What is the number of lines in the entries that include the word "Verstärker"? Respond with the number only.

-- start --

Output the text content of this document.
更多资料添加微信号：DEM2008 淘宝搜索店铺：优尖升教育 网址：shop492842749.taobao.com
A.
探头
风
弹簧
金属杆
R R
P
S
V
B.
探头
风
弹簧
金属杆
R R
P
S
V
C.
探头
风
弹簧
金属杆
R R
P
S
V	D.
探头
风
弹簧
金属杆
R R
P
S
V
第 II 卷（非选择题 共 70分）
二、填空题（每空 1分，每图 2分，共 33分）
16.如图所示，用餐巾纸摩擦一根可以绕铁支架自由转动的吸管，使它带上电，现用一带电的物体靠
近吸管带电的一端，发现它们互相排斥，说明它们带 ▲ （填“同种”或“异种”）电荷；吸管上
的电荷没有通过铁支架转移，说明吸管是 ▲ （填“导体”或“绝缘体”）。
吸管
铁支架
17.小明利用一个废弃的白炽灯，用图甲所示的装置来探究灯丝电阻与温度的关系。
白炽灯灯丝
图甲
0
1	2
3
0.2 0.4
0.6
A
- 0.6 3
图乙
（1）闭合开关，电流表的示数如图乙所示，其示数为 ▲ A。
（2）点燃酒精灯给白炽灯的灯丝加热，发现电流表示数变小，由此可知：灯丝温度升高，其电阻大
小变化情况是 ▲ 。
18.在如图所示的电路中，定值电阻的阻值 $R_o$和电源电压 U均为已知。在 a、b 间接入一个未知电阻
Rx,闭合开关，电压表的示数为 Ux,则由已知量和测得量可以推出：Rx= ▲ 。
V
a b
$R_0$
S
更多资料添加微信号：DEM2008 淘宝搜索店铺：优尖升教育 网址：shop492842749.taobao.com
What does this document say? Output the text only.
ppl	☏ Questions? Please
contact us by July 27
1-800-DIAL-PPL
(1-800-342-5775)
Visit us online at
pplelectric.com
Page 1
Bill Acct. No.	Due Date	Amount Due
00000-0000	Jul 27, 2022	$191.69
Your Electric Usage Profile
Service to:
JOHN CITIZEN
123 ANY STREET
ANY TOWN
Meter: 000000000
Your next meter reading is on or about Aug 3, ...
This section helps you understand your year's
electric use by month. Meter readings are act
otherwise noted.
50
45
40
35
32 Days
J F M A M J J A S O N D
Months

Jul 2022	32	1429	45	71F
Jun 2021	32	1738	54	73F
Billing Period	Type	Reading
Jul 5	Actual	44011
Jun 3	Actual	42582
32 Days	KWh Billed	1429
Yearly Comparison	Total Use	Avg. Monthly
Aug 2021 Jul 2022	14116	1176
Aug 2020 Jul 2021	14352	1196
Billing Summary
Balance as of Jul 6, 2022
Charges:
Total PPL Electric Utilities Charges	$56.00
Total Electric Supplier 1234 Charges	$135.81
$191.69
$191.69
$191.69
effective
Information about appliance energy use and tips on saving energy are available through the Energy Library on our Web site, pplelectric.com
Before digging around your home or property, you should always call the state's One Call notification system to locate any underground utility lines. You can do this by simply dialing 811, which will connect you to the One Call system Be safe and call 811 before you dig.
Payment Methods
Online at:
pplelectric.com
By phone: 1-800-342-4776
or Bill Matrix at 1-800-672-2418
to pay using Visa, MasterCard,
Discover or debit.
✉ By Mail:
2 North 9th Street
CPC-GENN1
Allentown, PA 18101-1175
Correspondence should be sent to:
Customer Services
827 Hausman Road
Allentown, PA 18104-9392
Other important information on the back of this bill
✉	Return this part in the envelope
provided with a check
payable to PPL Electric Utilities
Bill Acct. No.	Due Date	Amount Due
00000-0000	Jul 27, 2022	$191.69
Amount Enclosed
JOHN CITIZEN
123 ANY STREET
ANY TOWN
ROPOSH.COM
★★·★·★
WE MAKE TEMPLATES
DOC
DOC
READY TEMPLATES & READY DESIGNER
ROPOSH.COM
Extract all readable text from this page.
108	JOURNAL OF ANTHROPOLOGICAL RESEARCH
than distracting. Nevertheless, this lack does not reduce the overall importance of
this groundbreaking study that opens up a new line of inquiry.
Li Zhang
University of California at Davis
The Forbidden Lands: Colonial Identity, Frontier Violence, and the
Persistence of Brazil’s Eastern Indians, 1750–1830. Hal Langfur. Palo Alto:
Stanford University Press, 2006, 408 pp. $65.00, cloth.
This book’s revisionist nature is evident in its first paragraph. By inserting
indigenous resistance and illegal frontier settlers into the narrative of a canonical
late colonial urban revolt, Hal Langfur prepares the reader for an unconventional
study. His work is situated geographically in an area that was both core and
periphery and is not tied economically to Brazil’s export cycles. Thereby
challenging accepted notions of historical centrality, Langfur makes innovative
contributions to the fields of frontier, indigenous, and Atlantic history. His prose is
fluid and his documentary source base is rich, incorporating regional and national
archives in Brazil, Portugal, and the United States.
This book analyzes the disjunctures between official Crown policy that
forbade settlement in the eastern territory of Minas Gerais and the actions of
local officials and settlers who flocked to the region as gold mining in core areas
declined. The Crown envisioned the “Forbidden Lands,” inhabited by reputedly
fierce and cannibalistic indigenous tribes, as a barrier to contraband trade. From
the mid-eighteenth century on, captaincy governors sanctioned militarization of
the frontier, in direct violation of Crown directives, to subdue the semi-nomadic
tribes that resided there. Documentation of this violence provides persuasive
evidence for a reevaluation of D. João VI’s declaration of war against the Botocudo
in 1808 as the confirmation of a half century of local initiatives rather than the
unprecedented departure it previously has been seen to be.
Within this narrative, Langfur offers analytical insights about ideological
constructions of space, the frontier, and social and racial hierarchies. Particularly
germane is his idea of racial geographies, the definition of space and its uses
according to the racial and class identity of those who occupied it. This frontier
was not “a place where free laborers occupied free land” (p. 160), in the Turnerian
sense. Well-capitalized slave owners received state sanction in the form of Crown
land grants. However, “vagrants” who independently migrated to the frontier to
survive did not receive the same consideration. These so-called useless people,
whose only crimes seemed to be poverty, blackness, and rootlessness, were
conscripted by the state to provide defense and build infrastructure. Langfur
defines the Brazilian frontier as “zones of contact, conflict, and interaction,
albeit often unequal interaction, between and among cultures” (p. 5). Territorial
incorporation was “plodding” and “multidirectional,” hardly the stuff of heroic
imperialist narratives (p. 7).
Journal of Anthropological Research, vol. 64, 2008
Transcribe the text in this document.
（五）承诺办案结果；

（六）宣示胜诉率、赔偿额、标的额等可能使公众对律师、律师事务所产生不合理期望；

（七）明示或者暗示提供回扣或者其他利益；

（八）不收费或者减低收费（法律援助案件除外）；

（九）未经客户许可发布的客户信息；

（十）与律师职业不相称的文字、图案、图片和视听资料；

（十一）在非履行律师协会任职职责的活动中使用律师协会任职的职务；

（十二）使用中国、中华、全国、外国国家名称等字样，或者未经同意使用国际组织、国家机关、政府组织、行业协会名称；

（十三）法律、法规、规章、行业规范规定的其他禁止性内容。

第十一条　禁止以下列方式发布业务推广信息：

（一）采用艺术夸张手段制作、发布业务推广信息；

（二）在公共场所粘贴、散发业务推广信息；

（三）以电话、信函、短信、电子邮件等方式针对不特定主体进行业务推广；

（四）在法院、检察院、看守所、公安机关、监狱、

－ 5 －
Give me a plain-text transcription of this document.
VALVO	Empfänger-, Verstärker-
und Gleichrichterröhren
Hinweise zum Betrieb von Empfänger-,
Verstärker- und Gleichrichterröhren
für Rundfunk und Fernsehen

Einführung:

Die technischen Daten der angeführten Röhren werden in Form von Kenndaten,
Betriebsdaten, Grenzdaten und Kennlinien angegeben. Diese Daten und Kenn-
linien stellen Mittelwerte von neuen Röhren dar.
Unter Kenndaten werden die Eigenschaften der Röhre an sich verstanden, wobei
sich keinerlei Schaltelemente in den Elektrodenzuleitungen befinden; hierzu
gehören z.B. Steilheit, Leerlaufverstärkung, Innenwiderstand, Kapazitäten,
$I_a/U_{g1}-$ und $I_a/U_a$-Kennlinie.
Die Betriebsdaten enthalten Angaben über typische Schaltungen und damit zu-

-- end --

*Correct result:* 2